Directions — Express every line of the items below as a JSON list of strings, one string per line, leaving out blank lines.

Recorded information —

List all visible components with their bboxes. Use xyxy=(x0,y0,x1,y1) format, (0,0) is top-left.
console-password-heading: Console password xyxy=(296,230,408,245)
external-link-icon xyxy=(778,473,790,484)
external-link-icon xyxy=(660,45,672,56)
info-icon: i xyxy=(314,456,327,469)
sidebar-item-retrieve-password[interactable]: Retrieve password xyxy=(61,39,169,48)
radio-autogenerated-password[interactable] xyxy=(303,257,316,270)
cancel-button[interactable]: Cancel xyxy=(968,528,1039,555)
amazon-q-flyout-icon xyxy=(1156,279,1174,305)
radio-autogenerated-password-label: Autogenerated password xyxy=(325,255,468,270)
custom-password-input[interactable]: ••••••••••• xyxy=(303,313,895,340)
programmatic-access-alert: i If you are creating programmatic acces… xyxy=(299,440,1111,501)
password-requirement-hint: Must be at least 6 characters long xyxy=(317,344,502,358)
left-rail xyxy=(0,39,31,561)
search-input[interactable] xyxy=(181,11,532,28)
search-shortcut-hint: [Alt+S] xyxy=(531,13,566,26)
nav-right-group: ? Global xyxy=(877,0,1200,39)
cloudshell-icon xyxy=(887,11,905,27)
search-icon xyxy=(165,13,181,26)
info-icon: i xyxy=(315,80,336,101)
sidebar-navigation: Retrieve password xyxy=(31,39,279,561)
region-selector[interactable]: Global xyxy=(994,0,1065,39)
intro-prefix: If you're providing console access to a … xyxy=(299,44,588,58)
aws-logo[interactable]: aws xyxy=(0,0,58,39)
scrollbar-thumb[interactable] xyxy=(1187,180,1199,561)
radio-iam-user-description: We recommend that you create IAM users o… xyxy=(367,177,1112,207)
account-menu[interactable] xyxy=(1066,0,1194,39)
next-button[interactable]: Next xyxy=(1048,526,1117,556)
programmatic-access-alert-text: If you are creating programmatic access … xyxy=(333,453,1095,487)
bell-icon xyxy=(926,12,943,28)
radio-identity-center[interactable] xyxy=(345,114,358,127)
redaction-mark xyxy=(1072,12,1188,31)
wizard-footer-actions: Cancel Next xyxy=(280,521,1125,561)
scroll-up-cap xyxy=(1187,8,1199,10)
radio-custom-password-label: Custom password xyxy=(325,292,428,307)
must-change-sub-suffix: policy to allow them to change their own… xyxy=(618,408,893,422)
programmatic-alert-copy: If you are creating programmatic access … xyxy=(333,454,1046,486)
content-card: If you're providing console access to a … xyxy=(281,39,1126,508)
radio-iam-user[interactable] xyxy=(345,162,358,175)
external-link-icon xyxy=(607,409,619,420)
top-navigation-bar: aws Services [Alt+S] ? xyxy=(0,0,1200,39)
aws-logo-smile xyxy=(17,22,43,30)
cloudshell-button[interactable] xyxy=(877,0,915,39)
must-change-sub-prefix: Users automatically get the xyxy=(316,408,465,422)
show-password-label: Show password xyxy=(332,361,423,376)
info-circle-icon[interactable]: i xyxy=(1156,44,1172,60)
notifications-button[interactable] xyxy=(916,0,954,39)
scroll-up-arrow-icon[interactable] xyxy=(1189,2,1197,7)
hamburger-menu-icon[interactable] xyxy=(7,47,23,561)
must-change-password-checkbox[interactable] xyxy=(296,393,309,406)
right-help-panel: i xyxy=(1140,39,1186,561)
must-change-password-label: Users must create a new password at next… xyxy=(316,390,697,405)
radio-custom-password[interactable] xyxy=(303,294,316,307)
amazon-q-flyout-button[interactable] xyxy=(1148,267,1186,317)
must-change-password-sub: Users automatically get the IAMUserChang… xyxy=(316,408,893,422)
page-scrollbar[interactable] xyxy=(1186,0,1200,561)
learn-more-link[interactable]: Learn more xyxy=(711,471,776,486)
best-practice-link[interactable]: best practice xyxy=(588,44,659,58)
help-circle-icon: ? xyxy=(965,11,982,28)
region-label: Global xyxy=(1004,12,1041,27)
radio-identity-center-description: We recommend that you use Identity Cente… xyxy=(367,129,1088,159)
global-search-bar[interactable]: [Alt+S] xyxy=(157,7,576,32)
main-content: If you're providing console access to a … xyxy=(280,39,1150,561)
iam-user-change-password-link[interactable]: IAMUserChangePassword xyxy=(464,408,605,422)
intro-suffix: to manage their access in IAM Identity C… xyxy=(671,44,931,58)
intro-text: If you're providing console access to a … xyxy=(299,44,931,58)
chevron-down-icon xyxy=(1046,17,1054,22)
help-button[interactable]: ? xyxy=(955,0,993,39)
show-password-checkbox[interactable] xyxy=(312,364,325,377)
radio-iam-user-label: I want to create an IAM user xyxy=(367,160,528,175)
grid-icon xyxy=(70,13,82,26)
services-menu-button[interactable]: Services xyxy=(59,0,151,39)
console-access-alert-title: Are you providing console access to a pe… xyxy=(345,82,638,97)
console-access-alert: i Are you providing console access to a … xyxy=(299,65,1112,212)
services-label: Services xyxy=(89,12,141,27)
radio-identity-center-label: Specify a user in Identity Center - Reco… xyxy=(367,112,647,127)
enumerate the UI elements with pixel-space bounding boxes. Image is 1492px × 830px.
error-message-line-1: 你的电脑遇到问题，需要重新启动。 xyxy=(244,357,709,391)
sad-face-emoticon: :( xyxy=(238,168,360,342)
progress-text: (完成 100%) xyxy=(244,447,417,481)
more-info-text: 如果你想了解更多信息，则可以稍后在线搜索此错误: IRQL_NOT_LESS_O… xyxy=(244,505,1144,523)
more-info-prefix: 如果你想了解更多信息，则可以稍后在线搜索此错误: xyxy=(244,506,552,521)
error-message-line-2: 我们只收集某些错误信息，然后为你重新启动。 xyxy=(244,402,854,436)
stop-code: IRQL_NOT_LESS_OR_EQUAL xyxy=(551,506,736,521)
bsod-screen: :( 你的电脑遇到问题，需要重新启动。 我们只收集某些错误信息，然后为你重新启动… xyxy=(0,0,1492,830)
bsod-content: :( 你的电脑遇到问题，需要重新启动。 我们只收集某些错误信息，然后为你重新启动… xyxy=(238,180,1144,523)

Result below —
[
  "List all visible components with their bboxes. Use xyxy=(x0,y0,x1,y1) format, (0,0) is top-left.",
  "console-password-heading: Console password xyxy=(296,230,408,245)",
  "external-link-icon xyxy=(778,473,790,484)",
  "external-link-icon xyxy=(660,45,672,56)",
  "info-icon: i xyxy=(314,456,327,469)",
  "sidebar-item-retrieve-password[interactable]: Retrieve password xyxy=(61,39,169,48)",
  "radio-autogenerated-password[interactable] xyxy=(303,257,316,270)",
  "cancel-button[interactable]: Cancel xyxy=(968,528,1039,555)",
  "amazon-q-flyout-icon xyxy=(1156,279,1174,305)",
  "radio-autogenerated-password-label: Autogenerated password xyxy=(325,255,468,270)",
  "custom-password-input[interactable]: ••••••••••• xyxy=(303,313,895,340)",
  "programmatic-access-alert: i If you are creating programmatic acces… xyxy=(299,440,1111,501)",
  "password-requirement-hint: Must be at least 6 characters long xyxy=(317,344,502,358)",
  "left-rail xyxy=(0,39,31,561)",
  "search-input[interactable] xyxy=(181,11,532,28)",
  "search-shortcut-hint: [Alt+S] xyxy=(531,13,566,26)",
  "nav-right-group: ? Global xyxy=(877,0,1200,39)",
  "cloudshell-icon xyxy=(887,11,905,27)",
  "search-icon xyxy=(165,13,181,26)",
  "info-icon: i xyxy=(315,80,336,101)",
  "sidebar-navigation: Retrieve password xyxy=(31,39,279,561)",
  "region-selector[interactable]: Global xyxy=(994,0,1065,39)",
  "intro-prefix: If you're providing console access to a … xyxy=(299,44,588,58)",
  "aws-logo[interactable]: aws xyxy=(0,0,58,39)",
  "scrollbar-thumb[interactable] xyxy=(1187,180,1199,561)",
  "radio-iam-user-description: We recommend that you create IAM users o… xyxy=(367,177,1112,207)",
  "account-menu[interactable] xyxy=(1066,0,1194,39)",
  "next-button[interactable]: Next xyxy=(1048,526,1117,556)",
  "programmatic-access-alert-text: If you are creating programmatic access … xyxy=(333,453,1095,487)",
  "bell-icon xyxy=(926,12,943,28)",
  "radio-identity-center[interactable] xyxy=(345,114,358,127)",
  "redaction-mark xyxy=(1072,12,1188,31)",
  "wizard-footer-actions: Cancel Next xyxy=(280,521,1125,561)",
  "scroll-up-cap xyxy=(1187,8,1199,10)",
  "radio-custom-password-label: Custom password xyxy=(325,292,428,307)",
  "must-change-sub-suffix: policy to allow them to change their own… xyxy=(618,408,893,422)",
  "programmatic-alert-copy: If you are creating programmatic access … xyxy=(333,454,1046,486)",
  "content-card: If you're providing console access to a … xyxy=(281,39,1126,508)",
  "radio-iam-user[interactable] xyxy=(345,162,358,175)",
  "external-link-icon xyxy=(607,409,619,420)",
  "top-navigation-bar: aws Services [Alt+S] ? xyxy=(0,0,1200,39)",
  "aws-logo-smile xyxy=(17,22,43,30)",
  "cloudshell-button[interactable] xyxy=(877,0,915,39)",
  "must-change-sub-prefix: Users automatically get the xyxy=(316,408,465,422)",
  "show-password-label: Show password xyxy=(332,361,423,376)",
  "info-circle-icon[interactable]: i xyxy=(1156,44,1172,60)",
  "notifications-button[interactable] xyxy=(916,0,954,39)",
  "scroll-up-arrow-icon[interactable] xyxy=(1189,2,1197,7)",
  "hamburger-menu-icon[interactable] xyxy=(7,47,23,561)",
  "must-change-password-checkbox[interactable] xyxy=(296,393,309,406)",
  "right-help-panel: i xyxy=(1140,39,1186,561)",
  "must-change-password-label: Users must create a new password at next… xyxy=(316,390,697,405)",
  "radio-custom-password[interactable] xyxy=(303,294,316,307)",
  "amazon-q-flyout-button[interactable] xyxy=(1148,267,1186,317)",
  "must-change-password-sub: Users automatically get the IAMUserChang… xyxy=(316,408,893,422)",
  "page-scrollbar[interactable] xyxy=(1186,0,1200,561)",
  "learn-more-link[interactable]: Learn more xyxy=(711,471,776,486)",
  "best-practice-link[interactable]: best practice xyxy=(588,44,659,58)",
  "help-circle-icon: ? xyxy=(965,11,982,28)",
  "region-label: Global xyxy=(1004,12,1041,27)",
  "radio-identity-center-description: We recommend that you use Identity Cente… xyxy=(367,129,1088,159)",
  "global-search-bar[interactable]: [Alt+S] xyxy=(157,7,576,32)",
  "main-content: If you're providing console access to a … xyxy=(280,39,1150,561)",
  "iam-user-change-password-link[interactable]: IAMUserChangePassword xyxy=(464,408,605,422)",
  "intro-suffix: to manage their access in IAM Identity C… xyxy=(671,44,931,58)",
  "intro-text: If you're providing console access to a … xyxy=(299,44,931,58)",
  "chevron-down-icon xyxy=(1046,17,1054,22)",
  "help-button[interactable]: ? xyxy=(955,0,993,39)",
  "show-password-checkbox[interactable] xyxy=(312,364,325,377)",
  "radio-iam-user-label: I want to create an IAM user xyxy=(367,160,528,175)",
  "grid-icon xyxy=(70,13,82,26)",
  "services-menu-button[interactable]: Services xyxy=(59,0,151,39)",
  "console-access-alert-title: Are you providing console access to a pe… xyxy=(345,82,638,97)",
  "console-access-alert: i Are you providing console access to a … xyxy=(299,65,1112,212)",
  "services-label: Services xyxy=(89,12,141,27)",
  "radio-identity-center-label: Specify a user in Identity Center - Reco… xyxy=(367,112,647,127)",
  "enumerate the UI elements with pixel-space bounding boxes. Image is 1492px × 830px.",
  "error-message-line-1: 你的电脑遇到问题，需要重新启动。 xyxy=(244,357,709,391)",
  "sad-face-emoticon: :( xyxy=(238,168,360,342)",
  "progress-text: (完成 100%) xyxy=(244,447,417,481)",
  "more-info-text: 如果你想了解更多信息，则可以稍后在线搜索此错误: IRQL_NOT_LESS_O… xyxy=(244,505,1144,523)",
  "more-info-prefix: 如果你想了解更多信息，则可以稍后在线搜索此错误: xyxy=(244,506,552,521)",
  "error-message-line-2: 我们只收集某些错误信息，然后为你重新启动。 xyxy=(244,402,854,436)",
  "stop-code: IRQL_NOT_LESS_OR_EQUAL xyxy=(551,506,736,521)",
  "bsod-screen: :( 你的电脑遇到问题，需要重新启动。 我们只收集某些错误信息，然后为你重新启动… xyxy=(0,0,1492,830)",
  "bsod-content: :( 你的电脑遇到问题，需要重新启动。 我们只收集某些错误信息，然后为你重新启动… xyxy=(238,180,1144,523)"
]